(EXERCISE DIRECTIONS) What is needed is an exact copy of all the data.
DATA EXCERPTS below:
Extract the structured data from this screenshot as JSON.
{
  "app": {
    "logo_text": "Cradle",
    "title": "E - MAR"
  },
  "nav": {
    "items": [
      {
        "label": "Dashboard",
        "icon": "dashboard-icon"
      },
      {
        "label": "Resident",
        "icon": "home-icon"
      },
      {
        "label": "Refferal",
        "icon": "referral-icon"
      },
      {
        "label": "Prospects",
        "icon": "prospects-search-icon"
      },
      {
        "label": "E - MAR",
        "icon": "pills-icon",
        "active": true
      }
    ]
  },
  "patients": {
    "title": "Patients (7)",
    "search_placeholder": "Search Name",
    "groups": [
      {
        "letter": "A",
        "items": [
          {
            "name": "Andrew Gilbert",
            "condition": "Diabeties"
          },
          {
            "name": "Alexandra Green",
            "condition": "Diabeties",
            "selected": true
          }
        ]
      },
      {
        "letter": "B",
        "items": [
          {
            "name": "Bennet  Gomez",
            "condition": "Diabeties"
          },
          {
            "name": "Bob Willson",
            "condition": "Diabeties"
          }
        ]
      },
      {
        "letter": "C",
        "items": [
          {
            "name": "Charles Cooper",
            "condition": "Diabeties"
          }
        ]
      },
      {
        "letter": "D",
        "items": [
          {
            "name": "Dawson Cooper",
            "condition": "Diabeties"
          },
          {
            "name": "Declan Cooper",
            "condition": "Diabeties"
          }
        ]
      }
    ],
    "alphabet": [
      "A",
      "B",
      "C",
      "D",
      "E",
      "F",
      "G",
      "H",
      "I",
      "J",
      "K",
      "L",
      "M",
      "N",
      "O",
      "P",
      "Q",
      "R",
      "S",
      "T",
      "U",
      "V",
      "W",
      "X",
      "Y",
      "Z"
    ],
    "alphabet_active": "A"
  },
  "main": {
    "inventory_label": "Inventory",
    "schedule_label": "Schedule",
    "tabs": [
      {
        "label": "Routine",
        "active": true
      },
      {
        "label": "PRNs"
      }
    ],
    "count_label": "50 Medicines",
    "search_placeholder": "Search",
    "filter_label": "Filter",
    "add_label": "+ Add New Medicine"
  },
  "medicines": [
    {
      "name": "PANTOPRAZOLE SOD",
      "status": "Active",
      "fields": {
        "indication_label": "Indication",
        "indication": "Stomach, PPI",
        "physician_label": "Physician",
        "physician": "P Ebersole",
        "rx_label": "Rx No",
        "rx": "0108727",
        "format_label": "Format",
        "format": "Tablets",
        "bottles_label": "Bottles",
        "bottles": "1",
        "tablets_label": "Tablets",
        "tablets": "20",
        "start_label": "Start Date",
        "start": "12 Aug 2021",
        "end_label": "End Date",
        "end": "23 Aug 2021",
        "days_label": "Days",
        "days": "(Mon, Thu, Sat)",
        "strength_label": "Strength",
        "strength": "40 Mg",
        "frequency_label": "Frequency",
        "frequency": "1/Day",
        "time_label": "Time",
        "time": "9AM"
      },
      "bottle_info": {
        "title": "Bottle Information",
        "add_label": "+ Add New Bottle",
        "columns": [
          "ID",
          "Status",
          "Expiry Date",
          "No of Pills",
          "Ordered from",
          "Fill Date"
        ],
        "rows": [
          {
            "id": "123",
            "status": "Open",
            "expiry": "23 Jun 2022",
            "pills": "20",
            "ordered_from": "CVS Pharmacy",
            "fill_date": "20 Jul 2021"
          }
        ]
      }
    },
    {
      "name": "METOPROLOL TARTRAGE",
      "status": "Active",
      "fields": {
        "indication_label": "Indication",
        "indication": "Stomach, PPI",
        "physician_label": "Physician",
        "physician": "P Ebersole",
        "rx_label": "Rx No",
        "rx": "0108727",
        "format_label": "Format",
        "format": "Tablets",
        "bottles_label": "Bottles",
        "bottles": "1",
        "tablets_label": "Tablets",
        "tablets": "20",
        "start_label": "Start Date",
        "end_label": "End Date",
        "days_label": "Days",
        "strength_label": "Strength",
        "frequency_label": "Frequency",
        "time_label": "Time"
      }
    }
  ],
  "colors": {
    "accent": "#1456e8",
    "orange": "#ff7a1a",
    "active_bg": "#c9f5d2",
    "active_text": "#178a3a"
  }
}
End of DATA EXCERPTS.
(REPLY TO THE TASK)
Extract the structured data from this screenshot as JSON.
{
  "app": {
    "logo_text": "Cradle",
    "title": "E - MAR"
  },
  "nav": {
    "items": [
      {
        "label": "Dashboard",
        "icon": "dashboard-icon"
      },
      {
        "label": "Resident",
        "icon": "home-icon"
      },
      {
        "label": "Refferal",
        "icon": "referral-icon"
      },
      {
        "label": "Prospects",
        "icon": "prospects-search-icon"
      },
      {
        "label": "E - MAR",
        "icon": "pills-icon",
        "active": true
      }
    ]
  },
  "patients": {
    "title": "Patients (7)",
    "search_placeholder": "Search Name",
    "groups": [
      {
        "letter": "A",
        "items": [
          {
            "name": "Andrew Gilbert",
            "condition": "Diabeties"
          },
          {
            "name": "Alexandra Green",
            "condition": "Diabeties",
            "selected": true
          }
        ]
      },
      {
        "letter": "B",
        "items": [
          {
            "name": "Bennet  Gomez",
            "condition": "Diabeties"
          },
          {
            "name": "Bob Willson",
            "condition": "Diabeties"
          }
        ]
      },
      {
        "letter": "C",
        "items": [
          {
            "name": "Charles Cooper",
            "condition": "Diabeties"
          }
        ]
      },
      {
        "letter": "D",
        "items": [
          {
            "name": "Dawson Cooper",
            "condition": "Diabeties"
          },
          {
            "name": "Declan Cooper",
            "condition": "Diabeties"
          }
        ]
      }
    ],
    "alphabet": [
      "A",
      "B",
      "C",
      "D",
      "E",
      "F",
      "G",
      "H",
      "I",
      "J",
      "K",
      "L",
      "M",
      "N",
      "O",
      "P",
      "Q",
      "R",
      "S",
      "T",
      "U",
      "V",
      "W",
      "X",
      "Y",
      "Z"
    ],
    "alphabet_active": "A"
  },
  "main": {
    "inventory_label": "Inventory",
    "schedule_label": "Schedule",
    "tabs": [
      {
        "label": "Routine",
        "active": true
      },
      {
        "label": "PRNs"
      }
    ],
    "count_label": "50 Medicines",
    "search_placeholder": "Search",
    "filter_label": "Filter",
    "add_label": "+ Add New Medicine"
  },
  "medicines": [
    {
      "name": "PANTOPRAZOLE SOD",
      "status": "Active",
      "fields": {
        "indication_label": "Indication",
        "indication": "Stomach, PPI",
        "physician_label": "Physician",
        "physician": "P Ebersole",
        "rx_label": "Rx No",
        "rx": "0108727",
        "format_label": "Format",
        "format": "Tablets",
        "bottles_label": "Bottles",
        "bottles": "1",
        "tablets_label": "Tablets",
        "tablets": "20",
        "start_label": "Start Date",
        "start": "12 Aug 2021",
        "end_label": "End Date",
        "end": "23 Aug 2021",
        "days_label": "Days",
        "days": "(Mon, Thu, Sat)",
        "strength_label": "Strength",
        "strength": "40 Mg",
        "frequency_label": "Frequency",
        "frequency": "1/Day",
        "time_label": "Time",
        "time": "9AM"
      },
      "bottle_info": {
        "title": "Bottle Information",
        "add_label": "+ Add New Bottle",
        "columns": [
          "ID",
          "Status",
          "Expiry Date",
          "No of Pills",
          "Ordered from",
          "Fill Date"
        ],
        "rows": [
          {
            "id": "123",
            "status": "Open",
            "expiry": "23 Jun 2022",
            "pills": "20",
            "ordered_from": "CVS Pharmacy",
            "fill_date": "20 Jul 2021"
          }
        ]
      }
    },
    {
      "name": "METOPROLOL TARTRAGE",
      "status": "Active",
      "fields": {
        "indication_label": "Indication",
        "indication": "Stomach, PPI",
        "physician_label": "Physician",
        "physician": "P Ebersole",
        "rx_label": "Rx No",
        "rx": "0108727",
        "format_label": "Format",
        "format": "Tablets",
        "bottles_label": "Bottles",
        "bottles": "1",
        "tablets_label": "Tablets",
        "tablets": "20",
        "start_label": "Start Date",
        "end_label": "End Date",
        "days_label": "Days",
        "strength_label": "Strength",
        "frequency_label": "Frequency",
        "time_label": "Time"
      }
    }
  ],
  "colors": {
    "accent": "#1456e8",
    "orange": "#ff7a1a",
    "active_bg": "#c9f5d2",
    "active_text": "#178a3a"
  }
}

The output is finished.